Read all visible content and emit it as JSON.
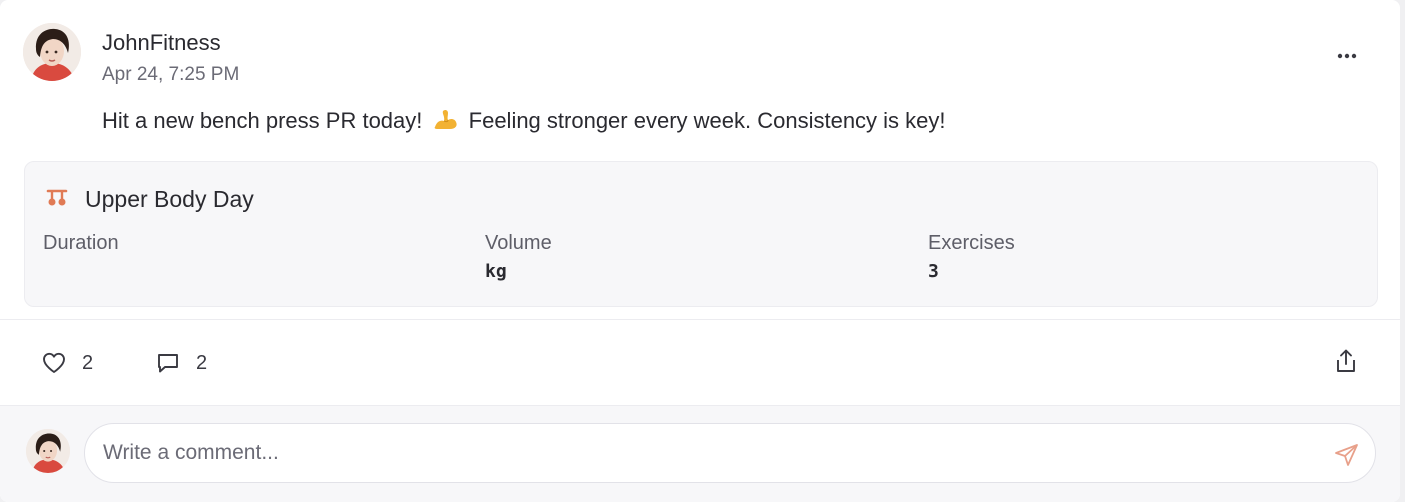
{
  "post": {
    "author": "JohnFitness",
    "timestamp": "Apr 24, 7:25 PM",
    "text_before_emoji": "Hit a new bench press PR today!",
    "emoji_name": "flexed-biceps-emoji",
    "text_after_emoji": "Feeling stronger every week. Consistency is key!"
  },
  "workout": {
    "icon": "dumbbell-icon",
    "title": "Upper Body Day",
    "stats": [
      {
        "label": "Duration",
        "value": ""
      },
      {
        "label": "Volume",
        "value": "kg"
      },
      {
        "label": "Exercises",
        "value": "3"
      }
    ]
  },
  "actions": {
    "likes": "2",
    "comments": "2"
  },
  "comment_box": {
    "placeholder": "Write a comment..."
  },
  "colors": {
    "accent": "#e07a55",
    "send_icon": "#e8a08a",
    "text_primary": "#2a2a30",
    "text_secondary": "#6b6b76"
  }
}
--
• [WHAT IS NEEDED] Quote all the records verbatim, dropping any pictures from your copy.

• [RESULT]
Read all visible content and emit it as JSON.
{
  "post": {
    "author": "JohnFitness",
    "timestamp": "Apr 24, 7:25 PM",
    "text_before_emoji": "Hit a new bench press PR today!",
    "emoji_name": "flexed-biceps-emoji",
    "text_after_emoji": "Feeling stronger every week. Consistency is key!"
  },
  "workout": {
    "icon": "dumbbell-icon",
    "title": "Upper Body Day",
    "stats": [
      {
        "label": "Duration",
        "value": ""
      },
      {
        "label": "Volume",
        "value": "kg"
      },
      {
        "label": "Exercises",
        "value": "3"
      }
    ]
  },
  "actions": {
    "likes": "2",
    "comments": "2"
  },
  "comment_box": {
    "placeholder": "Write a comment..."
  },
  "colors": {
    "accent": "#e07a55",
    "send_icon": "#e8a08a",
    "text_primary": "#2a2a30",
    "text_secondary": "#6b6b76"
  }
}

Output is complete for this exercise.